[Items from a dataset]
┄┄┄┄┄┄

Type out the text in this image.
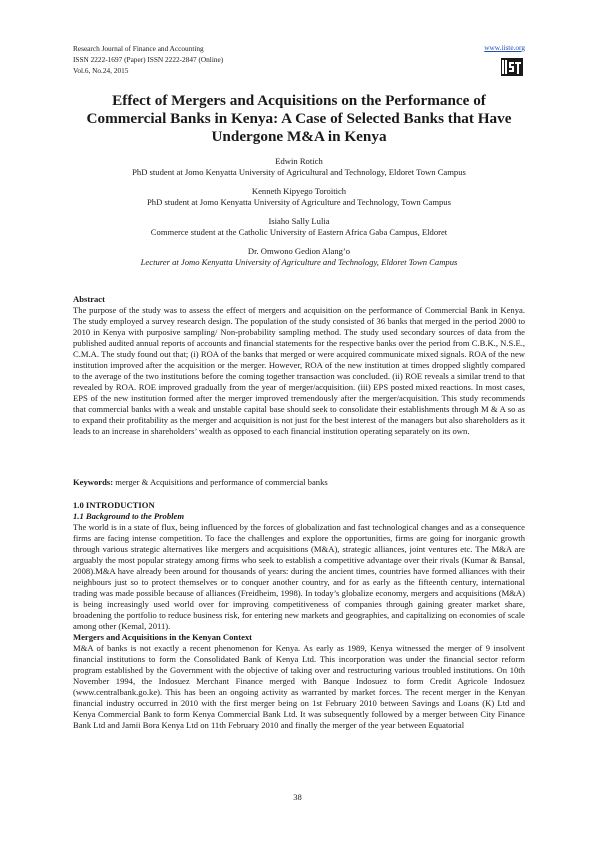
Research Journal of Finance and Accounting
ISSN 2222-1697 (Paper) ISSN 2222-2847 (Online)
Vol.6, No.24, 2015
www.iiste.org
Effect of Mergers and Acquisitions on the Performance of Commercial Banks in Kenya: A Case of Selected Banks that Have Undergone M&A in Kenya
Edwin Rotich
PhD student at Jomo Kenyatta University of Agricultural and Technology, Eldoret Town Campus
Kenneth Kipyego Toroitich
PhD student at Jomo Kenyatta University of Agriculture and Technology, Town Campus
Isiaho Sally Lulia
Commerce student at the Catholic University of Eastern Africa Gaba Campus, Eldoret
Dr. Omwono Gedion Alang’o
Lecturer at Jomo Kenyatta University of Agriculture and Technology, Eldoret Town Campus
Abstract
The purpose of the study was to assess the effect of mergers and acquisition on the performance of Commercial Bank in Kenya. The study employed a survey research design. The population of the study consisted of 36 banks that merged in the period 2000 to 2010 in Kenya with purposive sampling/ Non-probability sampling method. The study used secondary sources of data from the published audited annual reports of accounts and financial statements for the respective banks over the period from C.B.K., N.S.E., C.M.A. The study found out that; (i) ROA of the banks that merged or were acquired communicate mixed signals. ROA of the new institution improved after the acquisition or the merger. However, ROA of the new institution at times dropped slightly compared to the average of the two institutions before the coming together transaction was concluded. (ii) ROE reveals a similar trend to that revealed by ROA. ROE improved gradually from the year of merger/acquisition. (iii) EPS posted mixed reactions. In most cases, EPS of the new institution formed after the merger improved tremendously after the merger/acquisition. This study recommends that commercial banks with a weak and unstable capital base should seek to consolidate their establishments through M & A so as to expand their profitability as the merger and acquisition is not just for the best interest of the managers but also shareholders as it leads to an increase in shareholders’ wealth as opposed to each financial institution operating separately on its own.
Keywords: merger & Acquisitions and performance of commercial banks

1.0 INTRODUCTION

1.1 Background to the Problem

The world is in a state of flux, being influenced by the forces of globalization and fast technological changes and as a consequence firms are facing intense competition. To face the challenges and explore the opportunities, firms are going for inorganic growth through various strategic alternatives like mergers and acquisitions (M&A), strategic alliances, joint ventures etc. The M&A are arguably the most popular strategy among firms who seek to establish a competitive advantage over their rivals (Kumar & Bansal, 2008).M&A have already been around for thousands of years: during the ancient times, countries have formed alliances with their neighbours just so to protect themselves or to conquer another country, and for as early as the fifteenth century, international trading was made possible because of alliances (Freidheim, 1998). In today’s globalize economy, mergers and acquisitions (M&A) is being increasingly used world over for improving competitiveness of companies through gaining greater market share, broadening the portfolio to reduce business risk, for entering new markets and geographies, and capitalizing on economies of scale among other (Kemal, 2011).

Mergers and Acquisitions in the Kenyan Context

M&A of banks is not exactly a recent phenomenon for Kenya. As early as 1989, Kenya witnessed the merger of 9 insolvent financial institutions to form the Consolidated Bank of Kenya Ltd. This incorporation was under the financial sector reform program established by the Government with the objective of taking over and restructuring various troubled institutions. On 10th November 1994, the Indosuez Merchant Finance merged with Banque Indosuez to form Credit Agricole Indosuez (www.centralbank.go.ke). This has been an ongoing activity as warranted by market forces. The recent merger in the Kenyan financial industry occurred in 2010 with the first merger being on 1st February 2010 between Savings and Loans (K) Ltd and Kenya Commercial Bank to form Kenya Commercial Bank Ltd. It was subsequently followed by a merger between City Finance Bank Ltd and Jamii Bora Kenya Ltd on 11th February 2010 and finally the merger of the year between Equatorial

38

┄┄┄┄┄┄

**Exercise task**
Copy each line from the data above that includes "Kenyatta".

**Answer in full**
PhD student at Jomo Kenyatta University of Agricultural and Technology, Eldoret Town Campus
PhD student at Jomo Kenyatta University of Agriculture and Technology, Town Campus
Lecturer at Jomo Kenyatta University of Agriculture and Technology, Eldoret Town Campus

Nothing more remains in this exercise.